(What you are asked to do) Your reply should be a single number, the count of lines in the records that contain the string "screenshot".

(Material shown)

---

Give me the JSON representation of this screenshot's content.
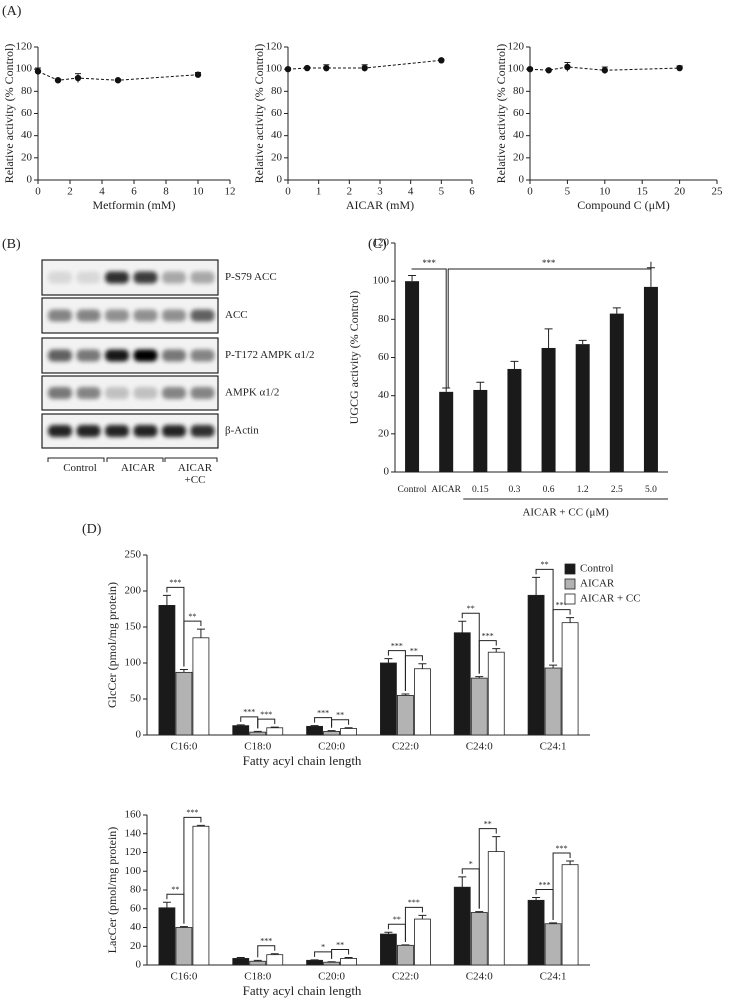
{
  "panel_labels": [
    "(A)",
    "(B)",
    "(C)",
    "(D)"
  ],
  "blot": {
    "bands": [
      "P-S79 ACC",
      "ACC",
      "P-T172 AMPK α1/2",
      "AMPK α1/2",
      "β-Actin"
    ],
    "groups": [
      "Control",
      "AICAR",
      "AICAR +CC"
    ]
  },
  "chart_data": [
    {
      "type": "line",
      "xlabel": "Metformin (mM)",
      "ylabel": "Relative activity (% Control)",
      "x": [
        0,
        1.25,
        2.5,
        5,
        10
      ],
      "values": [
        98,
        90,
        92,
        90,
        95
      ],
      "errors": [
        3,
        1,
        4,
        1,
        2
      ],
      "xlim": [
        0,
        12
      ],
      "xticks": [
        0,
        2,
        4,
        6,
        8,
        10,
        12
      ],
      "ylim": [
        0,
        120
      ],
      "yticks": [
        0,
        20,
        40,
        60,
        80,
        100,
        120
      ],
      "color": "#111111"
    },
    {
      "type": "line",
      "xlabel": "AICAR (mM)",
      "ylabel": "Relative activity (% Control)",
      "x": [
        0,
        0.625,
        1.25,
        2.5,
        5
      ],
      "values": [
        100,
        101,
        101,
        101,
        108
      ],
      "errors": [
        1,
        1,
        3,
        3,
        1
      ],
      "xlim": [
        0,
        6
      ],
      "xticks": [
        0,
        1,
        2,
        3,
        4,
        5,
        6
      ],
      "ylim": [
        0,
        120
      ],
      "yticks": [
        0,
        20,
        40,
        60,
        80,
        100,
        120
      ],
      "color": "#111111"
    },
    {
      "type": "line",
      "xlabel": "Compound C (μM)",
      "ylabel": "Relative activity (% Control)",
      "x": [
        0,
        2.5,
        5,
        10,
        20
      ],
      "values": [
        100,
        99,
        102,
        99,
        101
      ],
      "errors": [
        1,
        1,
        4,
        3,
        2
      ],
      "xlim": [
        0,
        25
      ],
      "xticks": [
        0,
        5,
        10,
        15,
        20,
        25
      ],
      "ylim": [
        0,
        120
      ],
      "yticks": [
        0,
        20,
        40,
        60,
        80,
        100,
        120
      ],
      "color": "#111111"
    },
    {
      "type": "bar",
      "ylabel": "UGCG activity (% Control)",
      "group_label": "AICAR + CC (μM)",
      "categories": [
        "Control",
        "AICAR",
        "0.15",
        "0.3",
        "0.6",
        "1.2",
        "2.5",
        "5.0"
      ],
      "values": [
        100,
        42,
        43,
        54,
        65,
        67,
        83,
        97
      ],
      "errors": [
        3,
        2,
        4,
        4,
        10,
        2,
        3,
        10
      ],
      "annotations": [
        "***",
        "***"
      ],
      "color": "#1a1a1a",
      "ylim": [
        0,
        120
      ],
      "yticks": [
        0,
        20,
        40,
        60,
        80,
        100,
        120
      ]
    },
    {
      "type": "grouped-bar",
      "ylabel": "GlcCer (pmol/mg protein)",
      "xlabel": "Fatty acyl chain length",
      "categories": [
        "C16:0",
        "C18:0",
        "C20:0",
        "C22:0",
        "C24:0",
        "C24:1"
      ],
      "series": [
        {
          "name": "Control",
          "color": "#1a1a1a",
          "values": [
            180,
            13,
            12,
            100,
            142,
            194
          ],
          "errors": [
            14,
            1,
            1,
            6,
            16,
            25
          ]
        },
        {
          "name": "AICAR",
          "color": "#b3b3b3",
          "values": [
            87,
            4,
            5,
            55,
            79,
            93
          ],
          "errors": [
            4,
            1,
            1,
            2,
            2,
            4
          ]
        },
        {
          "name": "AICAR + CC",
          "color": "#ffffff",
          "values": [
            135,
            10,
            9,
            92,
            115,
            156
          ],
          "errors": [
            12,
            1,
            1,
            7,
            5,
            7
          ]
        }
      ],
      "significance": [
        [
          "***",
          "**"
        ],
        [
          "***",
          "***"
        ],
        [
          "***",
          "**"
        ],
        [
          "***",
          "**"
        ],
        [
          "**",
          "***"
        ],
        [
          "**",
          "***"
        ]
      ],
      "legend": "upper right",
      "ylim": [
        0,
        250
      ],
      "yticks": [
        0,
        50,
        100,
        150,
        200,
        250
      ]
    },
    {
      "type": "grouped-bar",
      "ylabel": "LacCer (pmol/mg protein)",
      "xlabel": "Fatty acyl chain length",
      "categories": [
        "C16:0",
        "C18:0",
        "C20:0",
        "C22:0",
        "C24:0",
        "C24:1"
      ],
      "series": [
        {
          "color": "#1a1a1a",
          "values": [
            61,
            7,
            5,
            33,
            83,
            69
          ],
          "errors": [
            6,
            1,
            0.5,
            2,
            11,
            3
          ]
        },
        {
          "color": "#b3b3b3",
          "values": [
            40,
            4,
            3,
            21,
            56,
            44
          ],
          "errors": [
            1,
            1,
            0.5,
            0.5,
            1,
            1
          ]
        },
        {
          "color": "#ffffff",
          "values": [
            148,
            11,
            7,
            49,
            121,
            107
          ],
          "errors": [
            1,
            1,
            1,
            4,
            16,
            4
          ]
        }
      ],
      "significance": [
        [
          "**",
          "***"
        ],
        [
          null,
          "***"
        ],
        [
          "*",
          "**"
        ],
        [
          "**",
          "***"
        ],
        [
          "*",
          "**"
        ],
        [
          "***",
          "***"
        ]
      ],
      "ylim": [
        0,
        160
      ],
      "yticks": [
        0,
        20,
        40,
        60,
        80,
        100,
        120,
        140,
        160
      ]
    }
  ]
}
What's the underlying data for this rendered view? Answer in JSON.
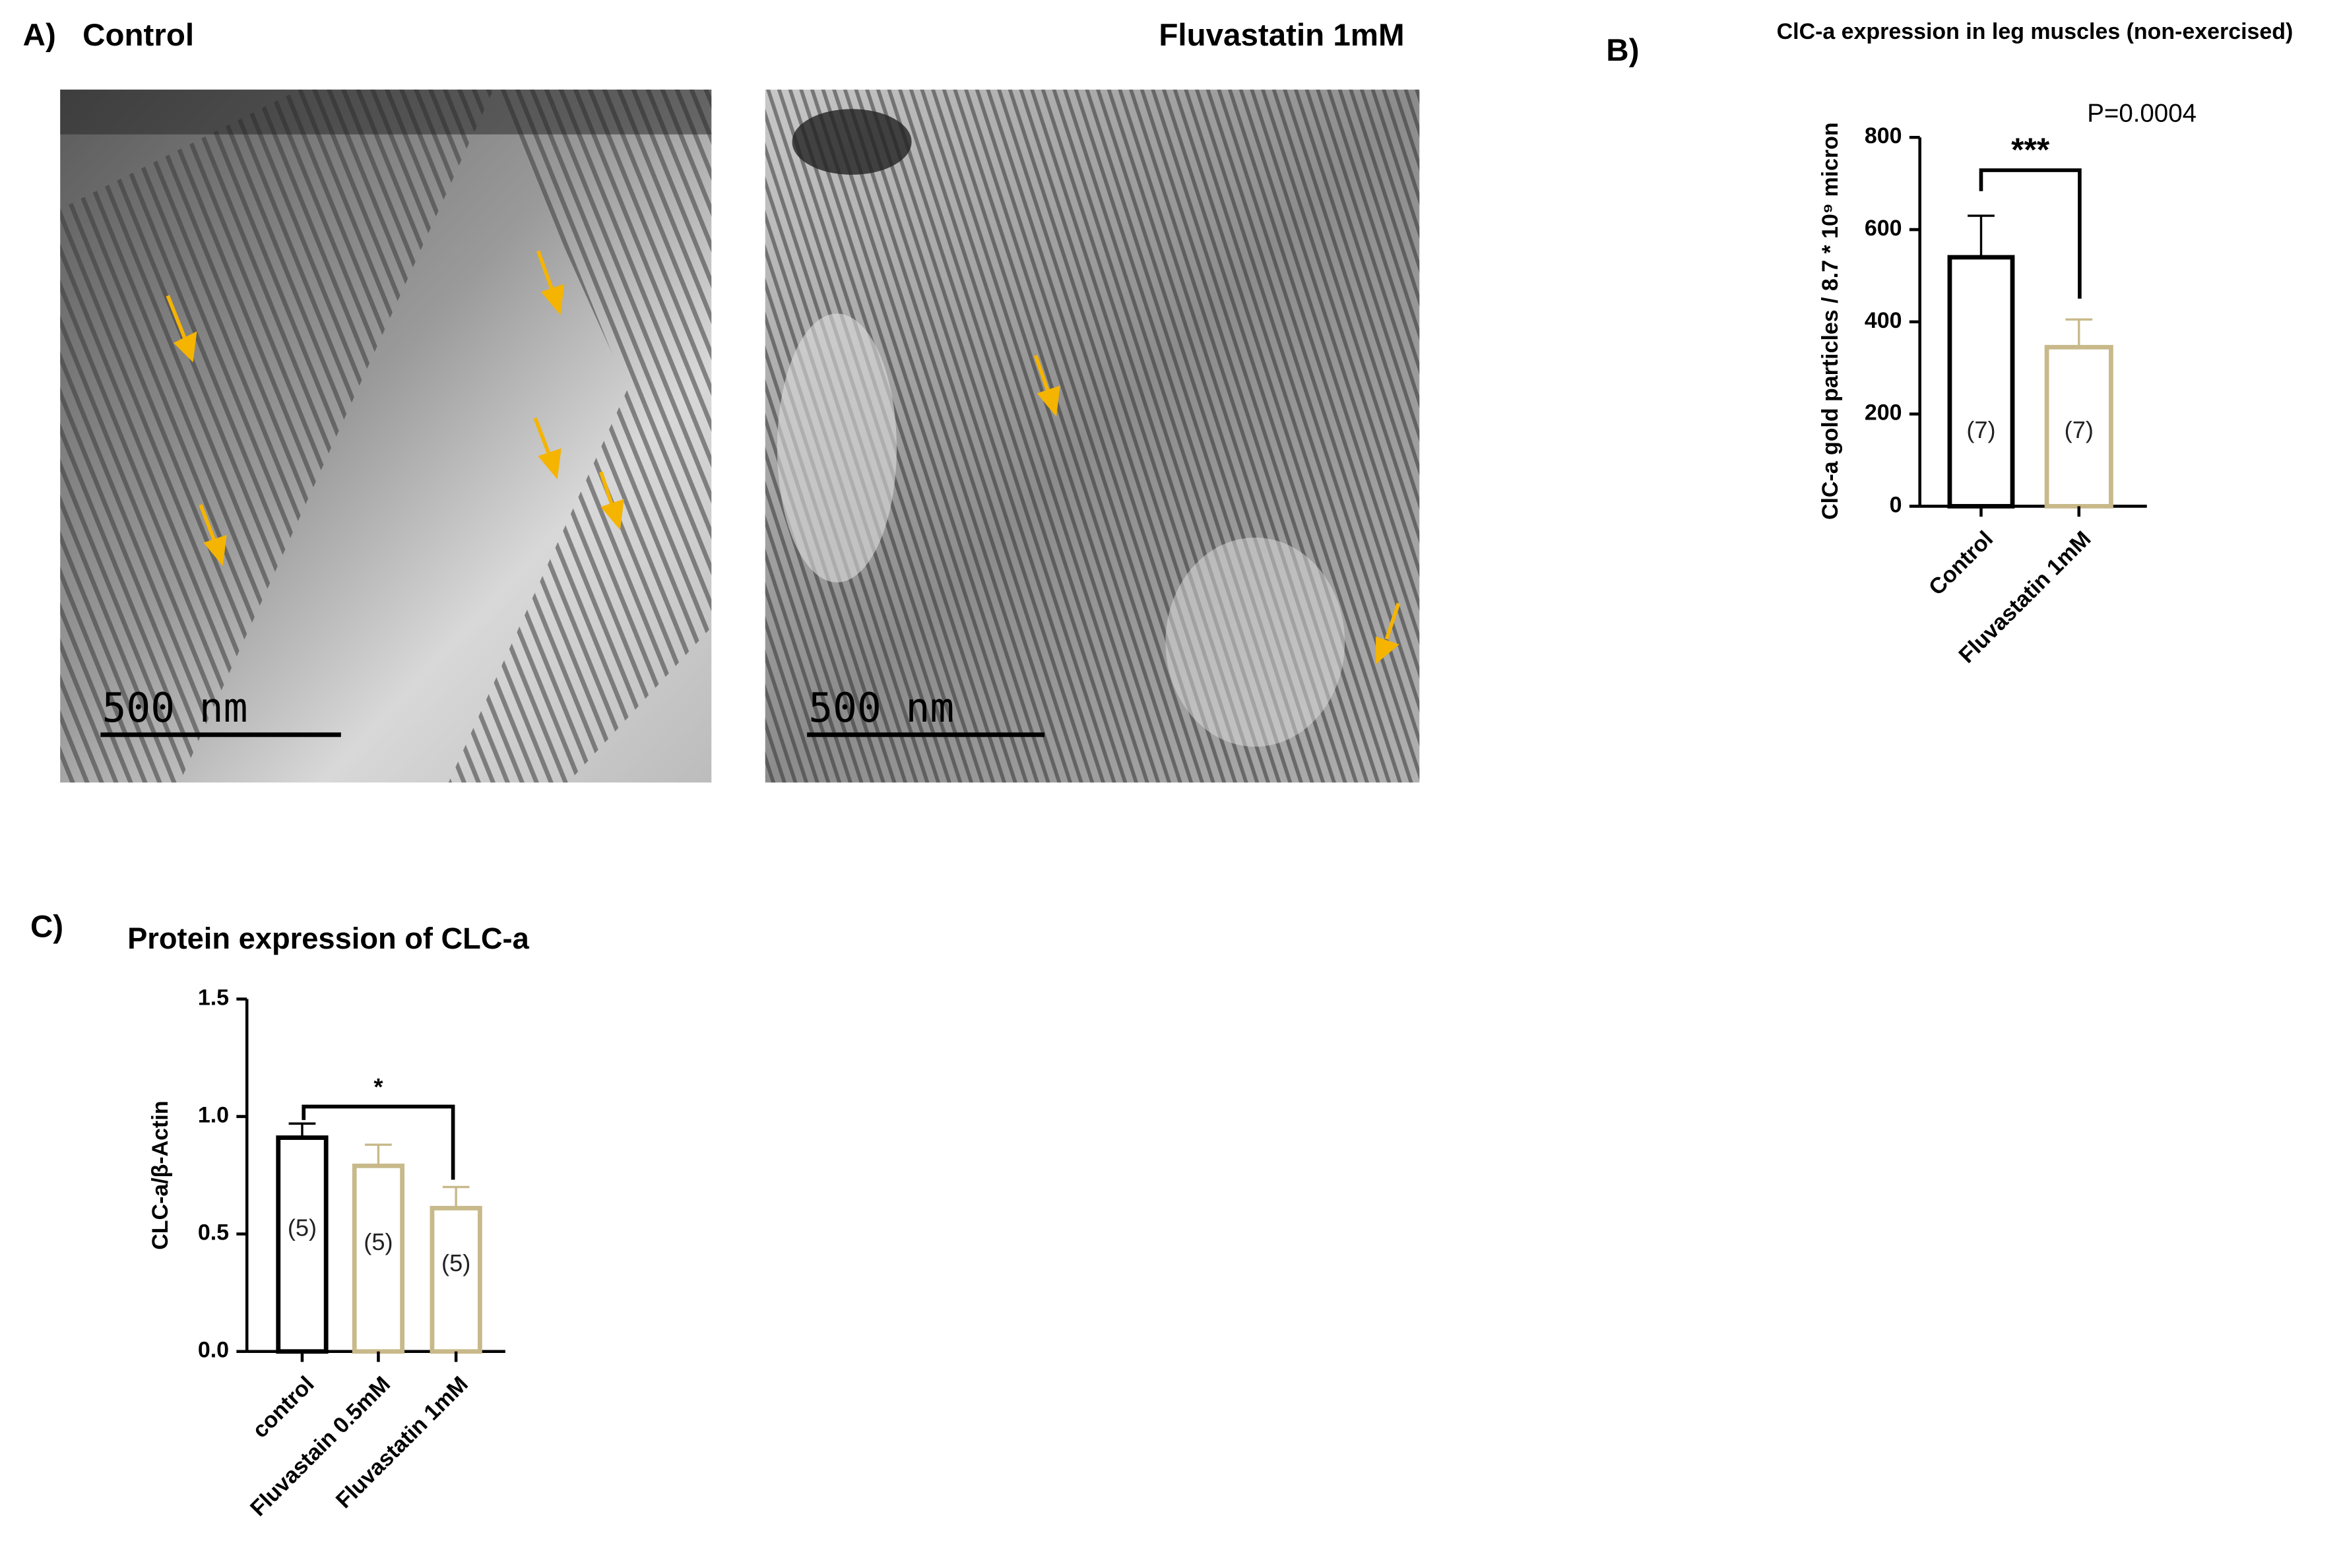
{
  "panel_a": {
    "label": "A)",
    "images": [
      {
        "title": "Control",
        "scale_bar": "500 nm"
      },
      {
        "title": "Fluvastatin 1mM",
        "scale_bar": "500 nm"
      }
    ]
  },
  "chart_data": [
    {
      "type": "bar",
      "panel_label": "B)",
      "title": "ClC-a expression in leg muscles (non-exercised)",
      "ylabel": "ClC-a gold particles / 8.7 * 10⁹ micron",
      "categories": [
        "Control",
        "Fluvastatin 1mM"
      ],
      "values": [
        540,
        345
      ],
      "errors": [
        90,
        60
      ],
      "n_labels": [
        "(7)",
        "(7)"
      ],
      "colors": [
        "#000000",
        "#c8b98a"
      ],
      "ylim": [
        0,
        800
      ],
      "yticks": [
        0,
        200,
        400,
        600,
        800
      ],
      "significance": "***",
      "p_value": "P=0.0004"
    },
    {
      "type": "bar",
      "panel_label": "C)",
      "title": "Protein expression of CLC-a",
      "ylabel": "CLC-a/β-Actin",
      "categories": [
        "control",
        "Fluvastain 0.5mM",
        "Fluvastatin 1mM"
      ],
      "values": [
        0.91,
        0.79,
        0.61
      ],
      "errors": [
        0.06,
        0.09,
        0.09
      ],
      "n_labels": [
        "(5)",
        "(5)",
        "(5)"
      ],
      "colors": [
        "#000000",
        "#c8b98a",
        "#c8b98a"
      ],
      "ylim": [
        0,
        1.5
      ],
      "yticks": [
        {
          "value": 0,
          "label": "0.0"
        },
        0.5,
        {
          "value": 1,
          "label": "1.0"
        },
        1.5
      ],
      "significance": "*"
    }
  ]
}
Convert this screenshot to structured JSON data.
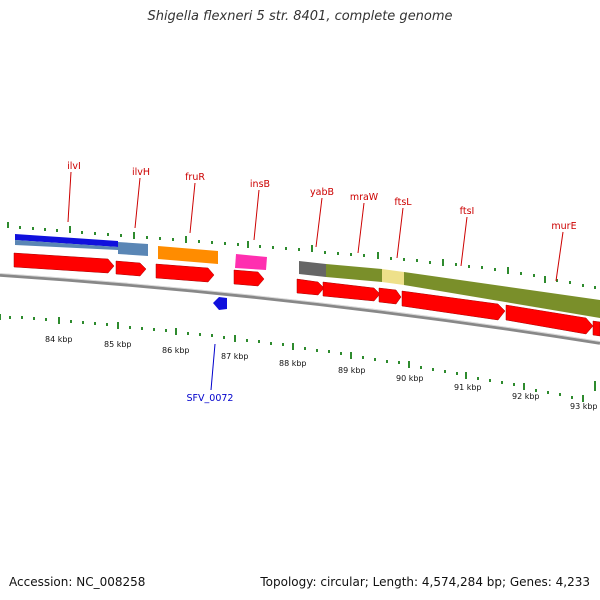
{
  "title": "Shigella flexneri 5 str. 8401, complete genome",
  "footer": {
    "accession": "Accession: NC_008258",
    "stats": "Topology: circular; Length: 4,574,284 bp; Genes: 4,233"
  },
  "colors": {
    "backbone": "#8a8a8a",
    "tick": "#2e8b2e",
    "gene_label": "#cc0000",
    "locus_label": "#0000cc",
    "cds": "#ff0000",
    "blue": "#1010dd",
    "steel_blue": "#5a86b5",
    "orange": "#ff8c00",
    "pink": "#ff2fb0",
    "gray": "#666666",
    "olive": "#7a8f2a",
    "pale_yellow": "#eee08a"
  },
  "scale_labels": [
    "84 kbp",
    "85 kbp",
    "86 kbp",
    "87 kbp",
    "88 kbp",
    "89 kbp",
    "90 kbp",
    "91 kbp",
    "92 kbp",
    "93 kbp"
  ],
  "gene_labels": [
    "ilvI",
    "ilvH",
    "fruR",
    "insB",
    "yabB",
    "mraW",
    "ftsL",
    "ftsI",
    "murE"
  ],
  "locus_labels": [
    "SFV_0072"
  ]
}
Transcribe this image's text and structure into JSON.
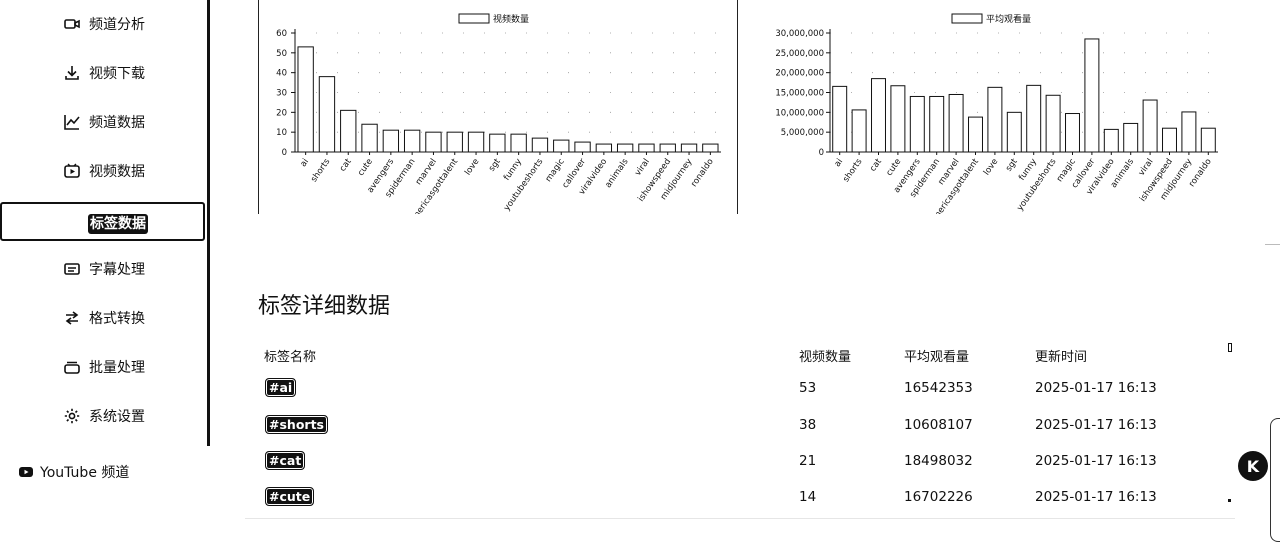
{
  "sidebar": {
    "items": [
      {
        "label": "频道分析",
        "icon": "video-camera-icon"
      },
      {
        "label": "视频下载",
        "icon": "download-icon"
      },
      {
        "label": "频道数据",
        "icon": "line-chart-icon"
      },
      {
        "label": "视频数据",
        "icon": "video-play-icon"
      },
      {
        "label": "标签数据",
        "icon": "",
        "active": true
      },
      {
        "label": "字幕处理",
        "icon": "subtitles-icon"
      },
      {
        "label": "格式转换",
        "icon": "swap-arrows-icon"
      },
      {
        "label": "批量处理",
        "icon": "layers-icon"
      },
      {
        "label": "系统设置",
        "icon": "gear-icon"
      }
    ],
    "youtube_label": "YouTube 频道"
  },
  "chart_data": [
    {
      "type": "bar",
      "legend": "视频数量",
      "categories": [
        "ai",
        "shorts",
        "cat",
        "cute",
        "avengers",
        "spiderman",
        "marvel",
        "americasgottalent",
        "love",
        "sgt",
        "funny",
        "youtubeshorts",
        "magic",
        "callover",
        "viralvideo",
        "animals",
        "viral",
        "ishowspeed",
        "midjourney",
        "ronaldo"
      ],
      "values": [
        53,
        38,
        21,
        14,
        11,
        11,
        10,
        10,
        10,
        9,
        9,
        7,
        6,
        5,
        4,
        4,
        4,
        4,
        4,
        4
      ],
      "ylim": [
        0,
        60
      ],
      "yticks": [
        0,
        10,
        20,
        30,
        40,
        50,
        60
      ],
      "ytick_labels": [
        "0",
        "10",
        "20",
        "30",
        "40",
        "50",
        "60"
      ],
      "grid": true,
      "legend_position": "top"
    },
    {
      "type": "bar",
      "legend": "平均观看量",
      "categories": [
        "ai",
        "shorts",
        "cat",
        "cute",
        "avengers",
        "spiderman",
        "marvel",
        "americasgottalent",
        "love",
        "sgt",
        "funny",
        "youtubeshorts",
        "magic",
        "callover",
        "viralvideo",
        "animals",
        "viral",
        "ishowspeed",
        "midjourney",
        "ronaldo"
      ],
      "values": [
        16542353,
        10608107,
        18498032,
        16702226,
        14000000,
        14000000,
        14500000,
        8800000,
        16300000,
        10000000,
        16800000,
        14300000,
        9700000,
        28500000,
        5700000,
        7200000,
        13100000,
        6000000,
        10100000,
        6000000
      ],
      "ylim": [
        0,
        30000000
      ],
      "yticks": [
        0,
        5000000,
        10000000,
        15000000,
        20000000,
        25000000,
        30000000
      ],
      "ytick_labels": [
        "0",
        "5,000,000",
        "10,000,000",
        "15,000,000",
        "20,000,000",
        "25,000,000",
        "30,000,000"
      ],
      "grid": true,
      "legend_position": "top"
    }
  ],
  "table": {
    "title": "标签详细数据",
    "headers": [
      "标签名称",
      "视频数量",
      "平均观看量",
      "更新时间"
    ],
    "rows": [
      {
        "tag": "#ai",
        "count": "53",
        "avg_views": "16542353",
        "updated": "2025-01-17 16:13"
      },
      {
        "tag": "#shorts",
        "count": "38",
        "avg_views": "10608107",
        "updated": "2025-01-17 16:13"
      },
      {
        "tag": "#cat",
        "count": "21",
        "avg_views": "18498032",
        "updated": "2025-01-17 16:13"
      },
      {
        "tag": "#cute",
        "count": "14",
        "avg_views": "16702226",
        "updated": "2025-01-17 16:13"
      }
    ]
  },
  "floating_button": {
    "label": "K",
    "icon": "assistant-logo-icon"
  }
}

---

(The answer) 2